##### Records for this exercise

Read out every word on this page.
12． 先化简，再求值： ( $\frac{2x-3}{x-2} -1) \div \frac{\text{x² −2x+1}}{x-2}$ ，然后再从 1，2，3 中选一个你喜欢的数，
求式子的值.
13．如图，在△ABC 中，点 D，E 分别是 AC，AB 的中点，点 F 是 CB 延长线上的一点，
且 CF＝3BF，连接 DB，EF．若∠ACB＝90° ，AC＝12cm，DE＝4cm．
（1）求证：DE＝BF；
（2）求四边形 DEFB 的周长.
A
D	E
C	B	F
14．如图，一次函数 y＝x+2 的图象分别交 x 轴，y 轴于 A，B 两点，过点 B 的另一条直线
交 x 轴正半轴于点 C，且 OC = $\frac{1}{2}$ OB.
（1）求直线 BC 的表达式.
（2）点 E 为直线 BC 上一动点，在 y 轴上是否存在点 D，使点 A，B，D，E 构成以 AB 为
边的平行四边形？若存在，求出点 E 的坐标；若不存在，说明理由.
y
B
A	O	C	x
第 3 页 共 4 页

##########

→ **Problem details**
Extract the full set of entries word for word.

→ **Exercise response**
Read out every word on this page.
12． 先化简，再求值： ( $\frac{2x-3}{x-2} -1) \div \frac{\text{x² −2x+1}}{x-2}$ ，然后再从 1，2，3 中选一个你喜欢的数，
求式子的值.
13．如图，在△ABC 中，点 D，E 分别是 AC，AB 的中点，点 F 是 CB 延长线上的一点，
且 CF＝3BF，连接 DB，EF．若∠ACB＝90° ，AC＝12cm，DE＝4cm．
（1）求证：DE＝BF；
（2）求四边形 DEFB 的周长.
A
D	E
C	B	F
14．如图，一次函数 y＝x+2 的图象分别交 x 轴，y 轴于 A，B 两点，过点 B 的另一条直线
交 x 轴正半轴于点 C，且 OC = $\frac{1}{2}$ OB.
（1）求直线 BC 的表达式.
（2）点 E 为直线 BC 上一动点，在 y 轴上是否存在点 D，使点 A，B，D，E 构成以 AB 为
边的平行四边形？若存在，求出点 E 的坐标；若不存在，说明理由.
y
B
A	O	C	x
第 3 页 共 4 页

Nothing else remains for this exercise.